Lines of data
++++
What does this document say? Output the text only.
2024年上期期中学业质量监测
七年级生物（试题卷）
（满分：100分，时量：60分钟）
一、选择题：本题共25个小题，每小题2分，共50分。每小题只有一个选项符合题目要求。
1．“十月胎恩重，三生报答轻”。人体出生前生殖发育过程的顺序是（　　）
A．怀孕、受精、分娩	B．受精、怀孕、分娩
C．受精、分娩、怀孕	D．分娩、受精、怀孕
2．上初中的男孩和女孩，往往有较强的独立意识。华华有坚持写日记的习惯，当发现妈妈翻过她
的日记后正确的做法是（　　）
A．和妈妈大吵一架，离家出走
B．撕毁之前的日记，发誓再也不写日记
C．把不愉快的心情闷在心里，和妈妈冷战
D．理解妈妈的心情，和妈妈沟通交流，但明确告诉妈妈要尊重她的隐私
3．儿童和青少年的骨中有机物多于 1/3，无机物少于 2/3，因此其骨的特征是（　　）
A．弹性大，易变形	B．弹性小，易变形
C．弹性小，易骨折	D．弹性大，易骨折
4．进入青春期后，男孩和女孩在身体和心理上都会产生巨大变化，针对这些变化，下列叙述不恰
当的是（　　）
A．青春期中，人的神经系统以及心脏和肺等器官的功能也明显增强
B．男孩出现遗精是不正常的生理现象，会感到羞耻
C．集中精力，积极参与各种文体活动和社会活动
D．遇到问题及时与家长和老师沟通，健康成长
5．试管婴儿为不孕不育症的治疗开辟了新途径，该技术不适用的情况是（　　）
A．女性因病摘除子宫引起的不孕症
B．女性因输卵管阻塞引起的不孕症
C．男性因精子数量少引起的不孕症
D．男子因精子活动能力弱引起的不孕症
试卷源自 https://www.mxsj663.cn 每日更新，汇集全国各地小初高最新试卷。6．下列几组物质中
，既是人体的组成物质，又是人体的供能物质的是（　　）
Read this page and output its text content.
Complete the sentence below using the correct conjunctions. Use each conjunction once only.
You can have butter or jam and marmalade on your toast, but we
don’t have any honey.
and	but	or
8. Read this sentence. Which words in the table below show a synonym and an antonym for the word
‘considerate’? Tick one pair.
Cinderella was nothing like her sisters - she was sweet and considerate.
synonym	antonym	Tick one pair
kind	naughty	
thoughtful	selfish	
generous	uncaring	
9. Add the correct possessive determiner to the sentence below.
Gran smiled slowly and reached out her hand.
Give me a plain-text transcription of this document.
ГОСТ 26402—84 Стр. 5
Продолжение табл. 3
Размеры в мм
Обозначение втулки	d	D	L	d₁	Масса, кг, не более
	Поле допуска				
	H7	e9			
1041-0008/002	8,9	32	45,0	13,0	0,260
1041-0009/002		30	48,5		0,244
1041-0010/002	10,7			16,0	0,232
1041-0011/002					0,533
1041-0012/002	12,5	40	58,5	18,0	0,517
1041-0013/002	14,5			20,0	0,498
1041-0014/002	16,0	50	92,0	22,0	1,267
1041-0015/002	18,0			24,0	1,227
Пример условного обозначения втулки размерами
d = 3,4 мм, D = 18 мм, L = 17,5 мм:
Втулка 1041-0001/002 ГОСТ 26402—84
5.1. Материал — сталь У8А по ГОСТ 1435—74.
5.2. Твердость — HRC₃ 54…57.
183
++++
### THE TASK:
Write the material out exactly, with nothing left out.

### CORRECT OUTPUT:
What does this document say? Output the text only.
2024年上期期中学业质量监测
七年级生物（试题卷）
（满分：100分，时量：60分钟）
一、选择题：本题共25个小题，每小题2分，共50分。每小题只有一个选项符合题目要求。
1．“十月胎恩重，三生报答轻”。人体出生前生殖发育过程的顺序是（　　）
A．怀孕、受精、分娩	B．受精、怀孕、分娩
C．受精、分娩、怀孕	D．分娩、受精、怀孕
2．上初中的男孩和女孩，往往有较强的独立意识。华华有坚持写日记的习惯，当发现妈妈翻过她
的日记后正确的做法是（　　）
A．和妈妈大吵一架，离家出走
B．撕毁之前的日记，发誓再也不写日记
C．把不愉快的心情闷在心里，和妈妈冷战
D．理解妈妈的心情，和妈妈沟通交流，但明确告诉妈妈要尊重她的隐私
3．儿童和青少年的骨中有机物多于 1/3，无机物少于 2/3，因此其骨的特征是（　　）
A．弹性大，易变形	B．弹性小，易变形
C．弹性小，易骨折	D．弹性大，易骨折
4．进入青春期后，男孩和女孩在身体和心理上都会产生巨大变化，针对这些变化，下列叙述不恰
当的是（　　）
A．青春期中，人的神经系统以及心脏和肺等器官的功能也明显增强
B．男孩出现遗精是不正常的生理现象，会感到羞耻
C．集中精力，积极参与各种文体活动和社会活动
D．遇到问题及时与家长和老师沟通，健康成长
5．试管婴儿为不孕不育症的治疗开辟了新途径，该技术不适用的情况是（　　）
A．女性因病摘除子宫引起的不孕症
B．女性因输卵管阻塞引起的不孕症
C．男性因精子数量少引起的不孕症
D．男子因精子活动能力弱引起的不孕症
试卷源自 https://www.mxsj663.cn 每日更新，汇集全国各地小初高最新试卷。6．下列几组物质中
，既是人体的组成物质，又是人体的供能物质的是（　　）
Read this page and output its text content.
Complete the sentence below using the correct conjunctions. Use each conjunction once only.
You can have butter or jam and marmalade on your toast, but we
don’t have any honey.
and	but	or
8. Read this sentence. Which words in the table below show a synonym and an antonym for the word
‘considerate’? Tick one pair.
Cinderella was nothing like her sisters - she was sweet and considerate.
synonym	antonym	Tick one pair
kind	naughty	
thoughtful	selfish	
generous	uncaring	
9. Add the correct possessive determiner to the sentence below.
Gran smiled slowly and reached out her hand.
Give me a plain-text transcription of this document.
ГОСТ 26402—84 Стр. 5
Продолжение табл. 3
Размеры в мм
Обозначение втулки	d	D	L	d₁	Масса, кг, не более
	Поле допуска				
	H7	e9			
1041-0008/002	8,9	32	45,0	13,0	0,260
1041-0009/002		30	48,5		0,244
1041-0010/002	10,7			16,0	0,232
1041-0011/002					0,533
1041-0012/002	12,5	40	58,5	18,0	0,517
1041-0013/002	14,5			20,0	0,498
1041-0014/002	16,0	50	92,0	22,0	1,267
1041-0015/002	18,0			24,0	1,227
Пример условного обозначения втулки размерами
d = 3,4 мм, D = 18 мм, L = 17,5 мм:
Втулка 1041-0001/002 ГОСТ 26402—84
5.1. Материал — сталь У8А по ГОСТ 1435—74.
5.2. Твердость — HRC₃ 54…57.
183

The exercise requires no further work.